→ **EXERCISE GOAL**
Rewrite everything from the line containing "exit-label-right: EXIT — [860, 741, 896, 758]" down to the line containing "paragraph-vouchers: Attendance for", changing every "games" to "matches" and leaving the rest untouched.
>> begin THE INPUT
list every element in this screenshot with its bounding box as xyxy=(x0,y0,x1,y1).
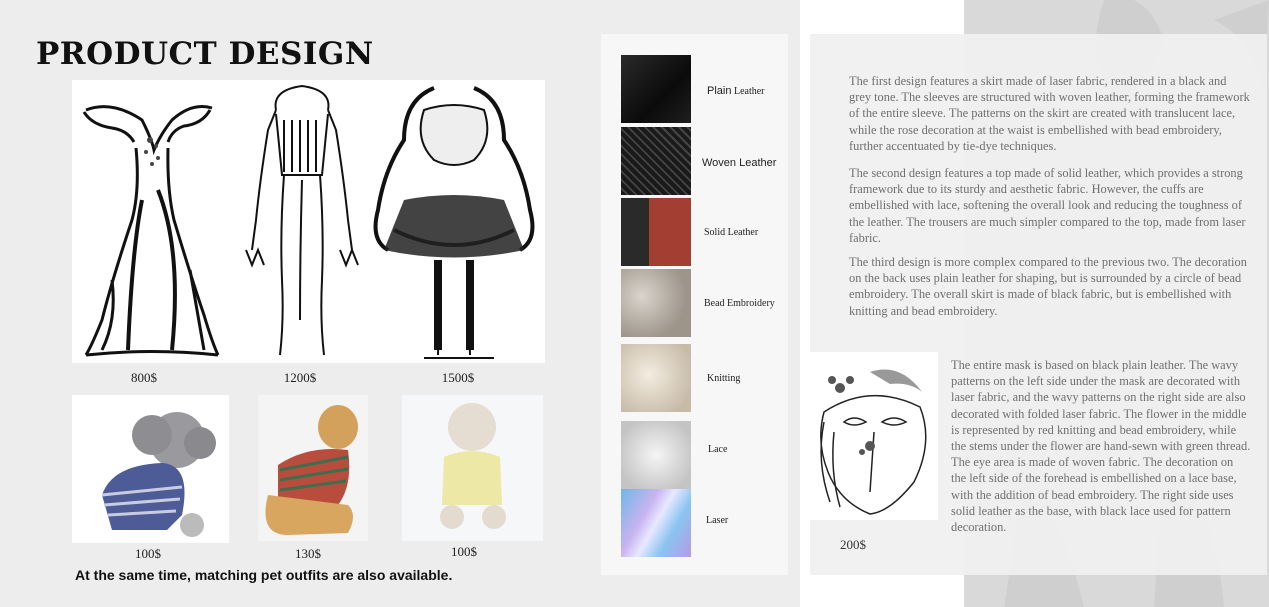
right-panel xyxy=(800,0,1269,607)
design-2-sketch xyxy=(242,80,362,363)
design-1-sketch xyxy=(72,80,232,363)
lace-swatch xyxy=(621,421,691,489)
laser-swatch xyxy=(621,489,691,557)
pet-1-price: 100$ xyxy=(135,546,161,561)
plain-leather-label: Plain Leather xyxy=(707,85,765,97)
design-2-price: 1200$ xyxy=(283,370,317,385)
pet-poodle-yellow-photo xyxy=(402,395,543,541)
solid-leather-swatch xyxy=(621,198,691,266)
pet-3-price: 100$ xyxy=(451,544,477,559)
mask-sketch xyxy=(810,352,938,520)
mask-price: 200$ xyxy=(840,537,866,552)
lace-label: Lace xyxy=(708,444,728,455)
pet-golden-retriever-photo xyxy=(258,395,368,541)
mask-description: The entire mask is based on black plain leather. The wavy patterns on the left side under the mask are decorated with laser fabric, and the wavy patterns on the right side are also decorated with folded laser fabric. The flower in the middle is represented by red knitting and bead embroidery, while the stems under the flower are hand-sewn with green thread. The eye area is made of woven fabric. The decoration on the left side of the forehead is embellished on a lace base, with the addition of bead embroidery. The right side uses solid leather as the base, with black lace used for pattern decoration. xyxy=(951,358,1251,535)
design-sketches xyxy=(72,80,545,363)
knitting-swatch xyxy=(621,344,691,412)
plain-leather-swatch xyxy=(621,55,691,123)
knitting-label: Knitting xyxy=(707,373,741,384)
woven-leather-label: Woven Leather xyxy=(702,157,777,169)
design-1-description: The first design features a skirt made of laser fabric, rendered in a black and grey tone. The sleeves are structured with woven leather, forming the framework of the entire sleeve. The patterns on the skirt are created with translucent lace, while the rose decoration at the waist is embellished with bead embroidery, further accentuated by tie-dye techniques. xyxy=(849,74,1250,153)
bead-embroidery-swatch xyxy=(621,269,691,337)
solid-leather-label: Solid Leather xyxy=(704,227,759,238)
pet-2-price: 130$ xyxy=(295,546,321,561)
pet-poodle-blue-photo xyxy=(72,395,229,543)
woven-leather-swatch xyxy=(621,127,691,195)
laser-label: Laser xyxy=(706,515,729,526)
design-1-price: 800$ xyxy=(131,370,157,385)
pet-outfit-note: At the same time, matching pet outfits are also available. xyxy=(75,567,453,583)
design-2-description: The second design features a top made of solid leather, which provides a strong framework due to its sturdy and aesthetic fabric. However, the cuffs are embellished with lace, softening the overall look and reducing the toughness of the leather. The trousers are much simpler compared to the top, made from laser fabric. xyxy=(849,166,1246,245)
bead-embroidery-label: Bead Embroidery xyxy=(704,298,775,309)
page-title: PRODUCT DESIGN xyxy=(36,36,374,72)
design-3-sketch xyxy=(364,80,544,363)
materials-panel xyxy=(601,34,788,575)
design-3-price: 1500$ xyxy=(441,370,475,385)
design-3-description: The third design is more complex compared to the previous two. The decoration on the back uses plain leather for shaping, but is surrounded by a circle of bead embroidery. The overall skirt is made of black fabric, but is embellished with knitting and bead embroidery. xyxy=(849,255,1247,318)
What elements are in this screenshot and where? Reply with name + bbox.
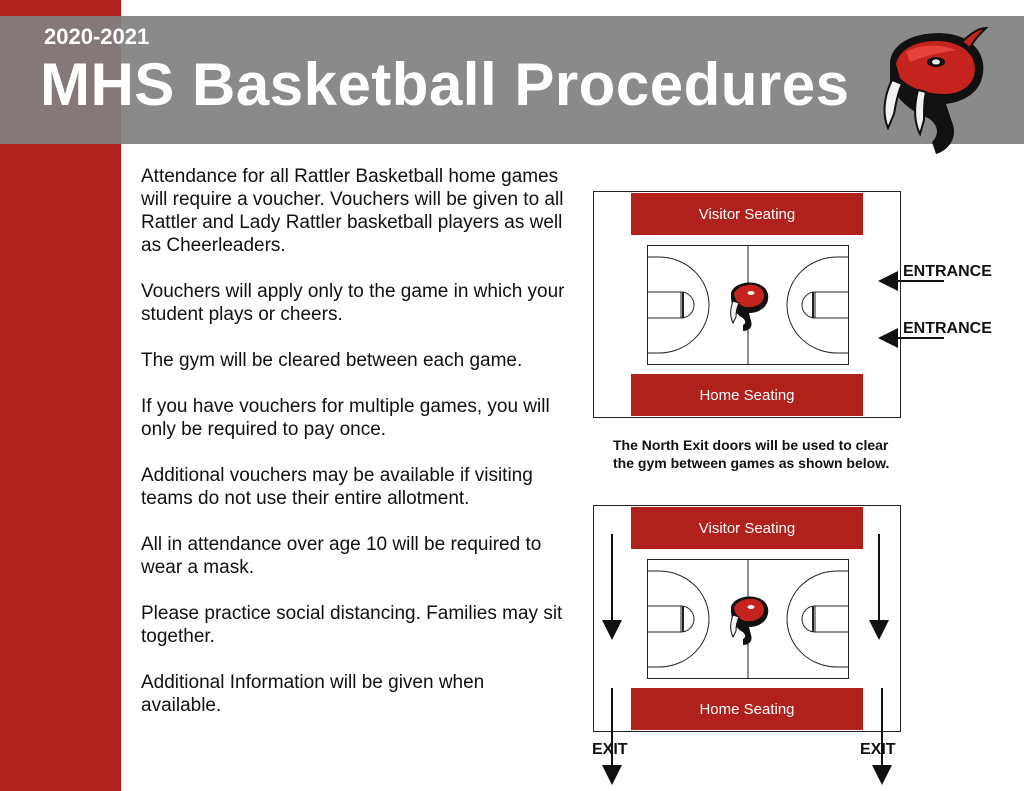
exit-label-right: EXIT — [860, 741, 896, 758]
paragraph-multiple-games: If you have vouchers for multiple games, you will only be required to pay once. — [141, 396, 550, 440]
visitor-seating: Visitor Seating — [631, 193, 863, 235]
paragraph-vouchers: Attendance for all Rattler Basketball home games will require a voucher. Vouchers will be given to all Rattler and Lady Rattler basketball players as well as Cheerleaders. — [141, 166, 564, 256]
basketball-court — [647, 245, 849, 365]
entrance-label-1: ENTRANCE — [903, 263, 992, 280]
season-year: 2020-2021 — [44, 24, 150, 49]
paragraph-additional-info: Additional Information will be given when available. — [141, 672, 485, 716]
entrance-label-2: ENTRANCE — [903, 320, 992, 337]
paragraph-voucher-scope: Vouchers will apply only to the game in which your student plays or cheers. — [141, 281, 565, 325]
basketball-court — [647, 559, 849, 679]
gym-diagram-exit — [593, 505, 901, 732]
paragraph-additional-vouchers: Additional vouchers may be available if visiting teams do not use their entire allotment. — [141, 465, 533, 509]
paragraph-distancing: Please practice social distancing. Families may sit together. — [141, 603, 563, 647]
north-exit-note: The North Exit doors will be used to clear the gym between games as shown below. — [613, 437, 890, 471]
paragraph-gym-cleared: The gym will be cleared between each game. — [141, 350, 523, 371]
exit-label-left: EXIT — [592, 741, 628, 758]
home-seating: Home Seating — [631, 688, 863, 730]
rattlesnake-logo-icon — [862, 22, 992, 160]
home-seating: Home Seating — [631, 374, 863, 416]
visitor-seating: Visitor Seating — [631, 507, 863, 549]
procedure-text — [141, 165, 566, 740]
paragraph-mask: All in attendance over age 10 will be required to wear a mask. — [141, 534, 542, 578]
page-title: MHS Basketball Procedures — [40, 51, 850, 118]
gym-diagram-entrance — [593, 191, 901, 418]
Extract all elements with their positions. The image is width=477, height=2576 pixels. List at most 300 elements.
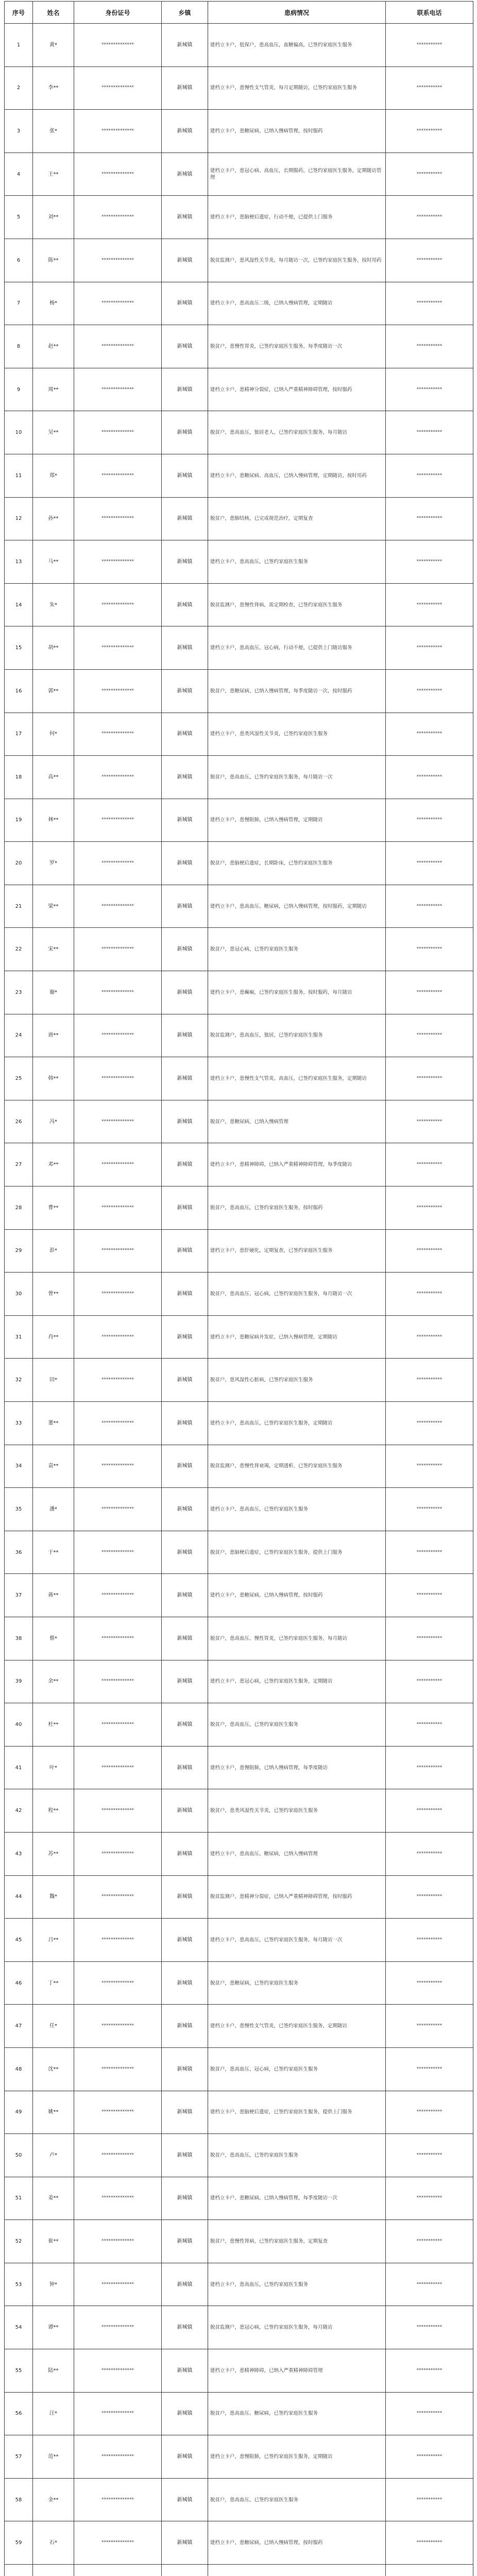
table-row	[5, 756, 473, 799]
row-index: 57	[5, 2435, 33, 2479]
row-town: 新城镇	[162, 2220, 208, 2263]
row-phone: ***********	[386, 1660, 473, 1703]
row-index: 34	[5, 1445, 33, 1488]
row-name: 何*	[33, 713, 74, 756]
row-town: 新城镇	[162, 928, 208, 971]
row-index: 51	[5, 2177, 33, 2220]
row-condition: 脱贫户，患风湿性心脏病，已签约家庭医生服务	[208, 1359, 386, 1402]
table-row	[5, 540, 473, 584]
row-name: 孙**	[33, 497, 74, 540]
row-phone: ***********	[386, 66, 473, 110]
row-condition: 脱贫户，患慢性肾病，已签约家庭医生服务，定期复查	[208, 2220, 386, 2263]
row-town: 新城镇	[162, 1187, 208, 1230]
row-town: 新城镇	[162, 1531, 208, 1574]
row-phone: ***********	[386, 2478, 473, 2521]
table-row	[5, 885, 473, 928]
table-row	[5, 2263, 473, 2306]
row-name: 韩**	[33, 1057, 74, 1100]
row-condition: 脱贫户，患肺结核，已完成规范治疗，定期复查	[208, 497, 386, 540]
row-phone: ***********	[386, 2521, 473, 2565]
row-name: 姚**	[33, 2091, 74, 2134]
row-condition: 建档立卡户，患慢阻肺，已纳入慢病管理，每季度随访	[208, 1746, 386, 1789]
row-index: 10	[5, 411, 33, 454]
row-id-number: **************	[74, 2521, 162, 2565]
row-index: 48	[5, 2047, 33, 2091]
row-condition: 建档立卡户，患精神障碍，已纳入严重精神障碍管理	[208, 2349, 386, 2393]
row-index: 26	[5, 1100, 33, 1143]
row-town: 新城镇	[162, 1660, 208, 1703]
row-id-number: **************	[74, 669, 162, 713]
table-row	[5, 2220, 473, 2263]
table-row	[5, 2005, 473, 2048]
row-name: 潘*	[33, 1488, 74, 1531]
row-name: 曾**	[33, 1273, 74, 1316]
row-phone: ***********	[386, 1703, 473, 1747]
row-name: 马**	[33, 540, 74, 584]
row-id-number: **************	[74, 368, 162, 411]
row-index: 7	[5, 282, 33, 325]
row-name: 吕**	[33, 1919, 74, 1962]
row-name: 郭**	[33, 669, 74, 713]
row-name: 叶*	[33, 1746, 74, 1789]
row-condition: 建档立卡户，患高血压，已签约家庭医生服务，每月随访一次	[208, 1919, 386, 1962]
row-index: 32	[5, 1359, 33, 1402]
row-town: 新城镇	[162, 1359, 208, 1402]
row-index: 40	[5, 1703, 33, 1747]
table-row	[5, 1402, 473, 1445]
row-town: 新城镇	[162, 1315, 208, 1359]
row-id-number: **************	[74, 1143, 162, 1187]
row-condition: 脱贫户，患糖尿病，已纳入慢病管理	[208, 1100, 386, 1143]
row-phone: ***********	[386, 1789, 473, 1833]
row-town: 新城镇	[162, 971, 208, 1014]
row-index: 39	[5, 1660, 33, 1703]
row-phone: ***********	[386, 2047, 473, 2091]
row-index: 18	[5, 756, 33, 799]
row-id-number: **************	[74, 1961, 162, 2005]
row-index: 56	[5, 2392, 33, 2435]
row-town: 新城镇	[162, 669, 208, 713]
row-phone: ***********	[386, 1919, 473, 1962]
table-row	[5, 1143, 473, 1187]
row-condition: 建档立卡户，患高血压，已签约家庭医生服务	[208, 2263, 386, 2306]
row-condition: 建档立卡户，患糖尿病并发症，已纳入慢病管理，定期随访	[208, 1315, 386, 1359]
row-index: 53	[5, 2263, 33, 2306]
row-phone: ***********	[386, 1961, 473, 2005]
row-id-number: **************	[74, 2220, 162, 2263]
row-id-number: **************	[74, 626, 162, 670]
row-phone: ***********	[386, 1359, 473, 1402]
row-index: 36	[5, 1531, 33, 1574]
row-index: 31	[5, 1315, 33, 1359]
row-index: 46	[5, 1961, 33, 2005]
row-condition: 脱贫户，患高血压，已签约家庭医生服务，按时服药	[208, 1187, 386, 1230]
table-row	[5, 497, 473, 540]
row-index: 6	[5, 239, 33, 282]
table-row	[5, 2565, 473, 2576]
table-row	[5, 928, 473, 971]
row-index: 12	[5, 497, 33, 540]
row-id-number: **************	[74, 1617, 162, 1660]
row-phone: ***********	[386, 1531, 473, 1574]
row-id-number: **************	[74, 971, 162, 1014]
row-name: 高**	[33, 756, 74, 799]
row-name: 任*	[33, 2005, 74, 2048]
row-name: 冯*	[33, 1100, 74, 1143]
row-name: 于**	[33, 1531, 74, 1574]
row-phone: ***********	[386, 1100, 473, 1143]
row-town: 新城镇	[162, 1229, 208, 1273]
row-name: 周**	[33, 368, 74, 411]
row-name: 谢*	[33, 971, 74, 1014]
row-id-number: **************	[74, 1789, 162, 1833]
row-town: 新城镇	[162, 411, 208, 454]
row-phone: ***********	[386, 2091, 473, 2134]
row-town: 新城镇	[162, 2177, 208, 2220]
row-phone: ***********	[386, 1875, 473, 1919]
row-condition: 脱贫户，患脑梗后遗症，已签约家庭医生服务，提供上门服务	[208, 1531, 386, 1574]
row-condition: 脱贫户，患高血压，已签约家庭医生服务	[208, 1703, 386, 1747]
row-phone: ***********	[386, 24, 473, 67]
row-id-number: **************	[74, 497, 162, 540]
row-index: 3	[5, 110, 33, 153]
table-row	[5, 368, 473, 411]
row-condition: 脱贫监测户，患慢性肾病，需定期检查，已签约家庭医生服务	[208, 583, 386, 626]
row-name: 姜**	[33, 2177, 74, 2220]
row-index: 30	[5, 1273, 33, 1316]
row-town: 新城镇	[162, 454, 208, 497]
row-condition: 建档立卡户，患慢性支气管炎，已签约家庭医生服务，定期随访	[208, 2005, 386, 2048]
row-town: 新城镇	[162, 1961, 208, 2005]
table-row	[5, 1100, 473, 1143]
row-id-number: **************	[74, 2478, 162, 2521]
row-phone: ***********	[386, 2177, 473, 2220]
row-phone: ***********	[386, 713, 473, 756]
table-row	[5, 1919, 473, 1962]
row-condition: 脱贫监测户，患高血压，独居，已签约家庭医生服务	[208, 1014, 386, 1057]
row-id-number: **************	[74, 2263, 162, 2306]
table-row	[5, 1315, 473, 1359]
row-name: 杜**	[33, 1703, 74, 1747]
row-index: 49	[5, 2091, 33, 2134]
table-row	[5, 411, 473, 454]
table-row	[5, 2478, 473, 2521]
row-condition: 脱贫户，患脑梗后遗症，长期卧床，已签约家庭医生服务	[208, 842, 386, 885]
row-town: 新城镇	[162, 196, 208, 239]
row-index: 54	[5, 2306, 33, 2349]
row-index: 11	[5, 454, 33, 497]
table-row	[5, 669, 473, 713]
row-town: 新城镇	[162, 2392, 208, 2435]
table-row	[5, 713, 473, 756]
table-row	[5, 842, 473, 885]
row-phone: ***********	[386, 1273, 473, 1316]
row-id-number: **************	[74, 2306, 162, 2349]
row-phone: ***********	[386, 799, 473, 842]
row-name: 陈**	[33, 239, 74, 282]
row-town: 新城镇	[162, 24, 208, 67]
row-id-number: **************	[74, 1919, 162, 1962]
row-condition: 建档立卡户，患慢性支气管炎、高血压，已签约家庭医生服务，定期随访	[208, 1057, 386, 1100]
row-id-number: **************	[74, 2091, 162, 2134]
row-condition: 建档立卡户，患糖尿病，已纳入慢病管理，每季度随访一次	[208, 2177, 386, 2220]
row-town: 新城镇	[162, 2091, 208, 2134]
row-index: 14	[5, 583, 33, 626]
row-id-number: **************	[74, 1014, 162, 1057]
table-row	[5, 2306, 473, 2349]
row-condition: 脱贫监测户，患慢性肾衰竭，定期透析，已签约家庭医生服务	[208, 1445, 386, 1488]
row-name: 崔**	[33, 2220, 74, 2263]
row-name: 范**	[33, 2435, 74, 2479]
row-index: 45	[5, 1919, 33, 1962]
table-row	[5, 110, 473, 153]
row-id-number: **************	[74, 1359, 162, 1402]
row-id-number: **************	[74, 1875, 162, 1919]
header-index: 序号	[5, 2, 33, 24]
row-id-number: **************	[74, 583, 162, 626]
table-row	[5, 239, 473, 282]
row-index: 4	[5, 152, 33, 196]
row-town: 新城镇	[162, 1832, 208, 1875]
row-id-number: **************	[74, 1057, 162, 1100]
row-id-number: **************	[74, 1229, 162, 1273]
>> end THE INPUT
→ **FINISHED EXERCISE**
exit-label-right: EXIT — [860, 741, 896, 758]
paragraph-multiple-matches: If you have vouchers for multiple matches, you will only be required to pay once. — [141, 396, 550, 440]
visitor-seating: Visitor Seating — [631, 193, 863, 235]
paragraph-vouchers: Attendance for all Rattler Basketball home matches will require a voucher. Vouchers will be given to all Rattler and Lady Rattler basketball players as well as Cheerleaders. — [141, 166, 564, 256]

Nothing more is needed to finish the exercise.